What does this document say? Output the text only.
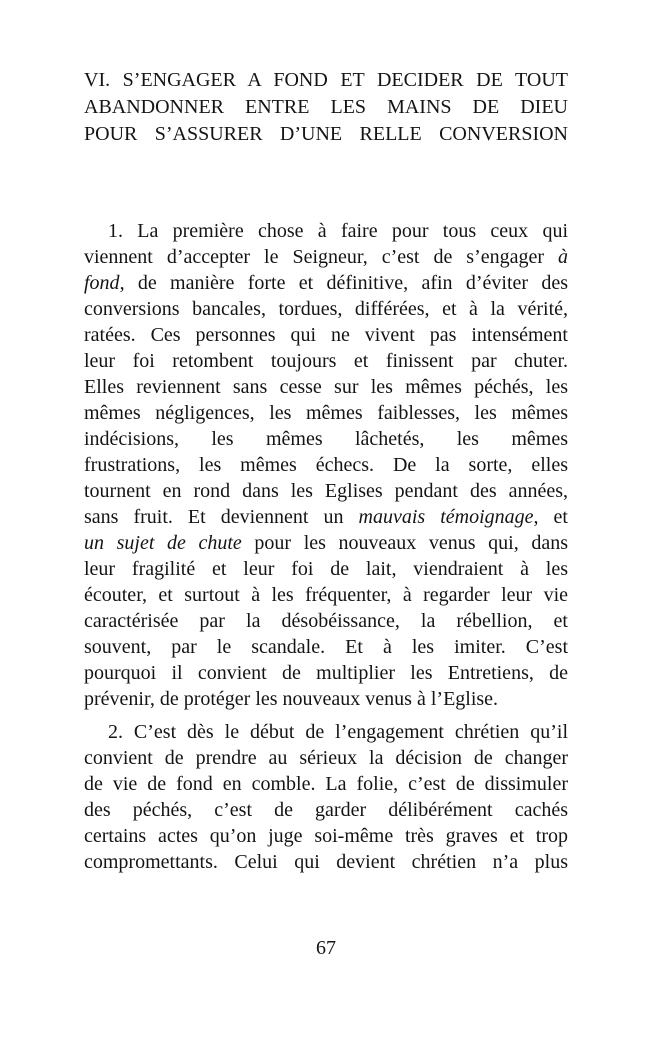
VI. S’ENGAGER A FOND ET DECIDER DE TOUT
ABANDONNER ENTRE LES MAINS DE DIEU
POUR S’ASSURER D’UNE RELLE CONVERSION
1. La première chose à faire pour tous ceux qui
viennent d’accepter le Seigneur, c’est de s’engager à
fond, de manière forte et définitive, afin d’éviter des
conversions bancales, tordues, différées, et à la vérité,
ratées. Ces personnes qui ne vivent pas intensément
leur foi retombent toujours et finissent par chuter.
Elles reviennent sans cesse sur les mêmes péchés, les
mêmes négligences, les mêmes faiblesses, les mêmes
indécisions, les mêmes lâchetés, les mêmes
frustrations, les mêmes échecs. De la sorte, elles
tournent en rond dans les Eglises pendant des années,
sans fruit. Et deviennent un mauvais témoignage, et
un sujet de chute pour les nouveaux venus qui, dans
leur fragilité et leur foi de lait, viendraient à les
écouter, et surtout à les fréquenter, à regarder leur vie
caractérisée par la désobéissance, la rébellion, et
souvent, par le scandale. Et à les imiter. C’est
pourquoi il convient de multiplier les Entretiens, de
prévenir, de protéger les nouveaux venus à l’Eglise.
2. C’est dès le début de l’engagement chrétien qu’il
convient de prendre au sérieux la décision de changer
de vie de fond en comble. La folie, c’est de dissimuler
des péchés, c’est de garder délibérément cachés
certains actes qu’on juge soi-même très graves et trop
compromettants. Celui qui devient chrétien n’a plus
67
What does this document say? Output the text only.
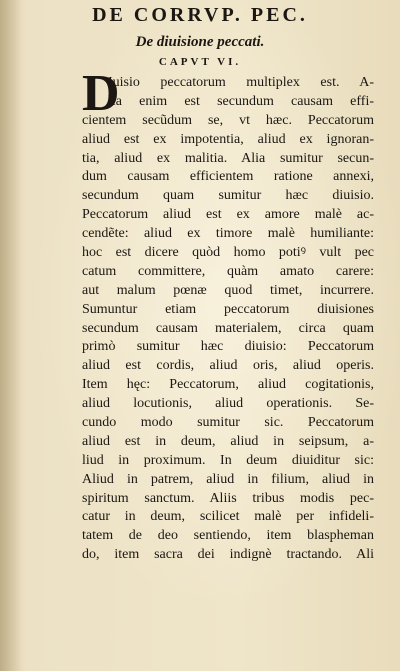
DE CORRVP. PEC.
De diuisione peccati.
CAPVT VI.
D
Iuisio peccatorum multiplex est. A-
lia enim est secundum causam effi-
cientem secũdum se, vt hæc. Peccatorum
aliud est ex impotentia, aliud ex ignoran-
tia, aliud ex malitia. Alia sumitur secun-
dum causam efficientem ratione annexi,
secundum quam sumitur hæc diuisio.
Peccatorum aliud est ex amore malè ac-
cendẽte: aliud ex timore malè humiliante:
hoc est dicere quòd homo potiꝰ vult pec
catum committere, quàm amato carere:
aut malum pœnæ quod timet, incurrere.
Sumuntur etiam peccatorum diuisiones
secundum causam materialem, circa quam
primò sumitur hæc diuisio: Peccatorum
aliud est cordis, aliud oris, aliud operis.
Item hęc: Peccatorum, aliud cogitationis,
aliud locutionis, aliud operationis. Se-
cundo modo sumitur sic. Peccatorum
aliud est in deum, aliud in seipsum, a-
liud in proximum. In deum diuiditur sic:
Aliud in patrem, aliud in filium, aliud in
spiritum sanctum. Aliis tribus modis pec-
catur in deum, scilicet malè per infideli-
tatem de deo sentiendo, item blaspheman
do, item sacra dei indignè tractando. Ali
-----
What the exercise asks
Repeat the data in full and exactly. Omit pictures.

The result
What does this document say? Output the text only.
VI. S’ENGAGER A FOND ET DECIDER DE TOUT
ABANDONNER ENTRE LES MAINS DE DIEU
POUR S’ASSURER D’UNE RELLE CONVERSION
1. La première chose à faire pour tous ceux qui
viennent d’accepter le Seigneur, c’est de s’engager à
fond, de manière forte et définitive, afin d’éviter des
conversions bancales, tordues, différées, et à la vérité,
ratées. Ces personnes qui ne vivent pas intensément
leur foi retombent toujours et finissent par chuter.
Elles reviennent sans cesse sur les mêmes péchés, les
mêmes négligences, les mêmes faiblesses, les mêmes
indécisions, les mêmes lâchetés, les mêmes
frustrations, les mêmes échecs. De la sorte, elles
tournent en rond dans les Eglises pendant des années,
sans fruit. Et deviennent un mauvais témoignage, et
un sujet de chute pour les nouveaux venus qui, dans
leur fragilité et leur foi de lait, viendraient à les
écouter, et surtout à les fréquenter, à regarder leur vie
caractérisée par la désobéissance, la rébellion, et
souvent, par le scandale. Et à les imiter. C’est
pourquoi il convient de multiplier les Entretiens, de
prévenir, de protéger les nouveaux venus à l’Eglise.
2. C’est dès le début de l’engagement chrétien qu’il
convient de prendre au sérieux la décision de changer
de vie de fond en comble. La folie, c’est de dissimuler
des péchés, c’est de garder délibérément cachés
certains actes qu’on juge soi-même très graves et trop
compromettants. Celui qui devient chrétien n’a plus
67
What does this document say? Output the text only.
DE CORRVP. PEC.
De diuisione peccati.
CAPVT VI.
D
Iuisio peccatorum multiplex est. A-
lia enim est secundum causam effi-
cientem secũdum se, vt hæc. Peccatorum
aliud est ex impotentia, aliud ex ignoran-
tia, aliud ex malitia. Alia sumitur secun-
dum causam efficientem ratione annexi,
secundum quam sumitur hæc diuisio.
Peccatorum aliud est ex amore malè ac-
cendẽte: aliud ex timore malè humiliante:
hoc est dicere quòd homo potiꝰ vult pec
catum committere, quàm amato carere:
aut malum pœnæ quod timet, incurrere.
Sumuntur etiam peccatorum diuisiones
secundum causam materialem, circa quam
primò sumitur hæc diuisio: Peccatorum
aliud est cordis, aliud oris, aliud operis.
Item hęc: Peccatorum, aliud cogitationis,
aliud locutionis, aliud operationis. Se-
cundo modo sumitur sic. Peccatorum
aliud est in deum, aliud in seipsum, a-
liud in proximum. In deum diuiditur sic:
Aliud in patrem, aliud in filium, aliud in
spiritum sanctum. Aliis tribus modis pec-
catur in deum, scilicet malè per infideli-
tatem de deo sentiendo, item blaspheman
do, item sacra dei indignè tractando. Ali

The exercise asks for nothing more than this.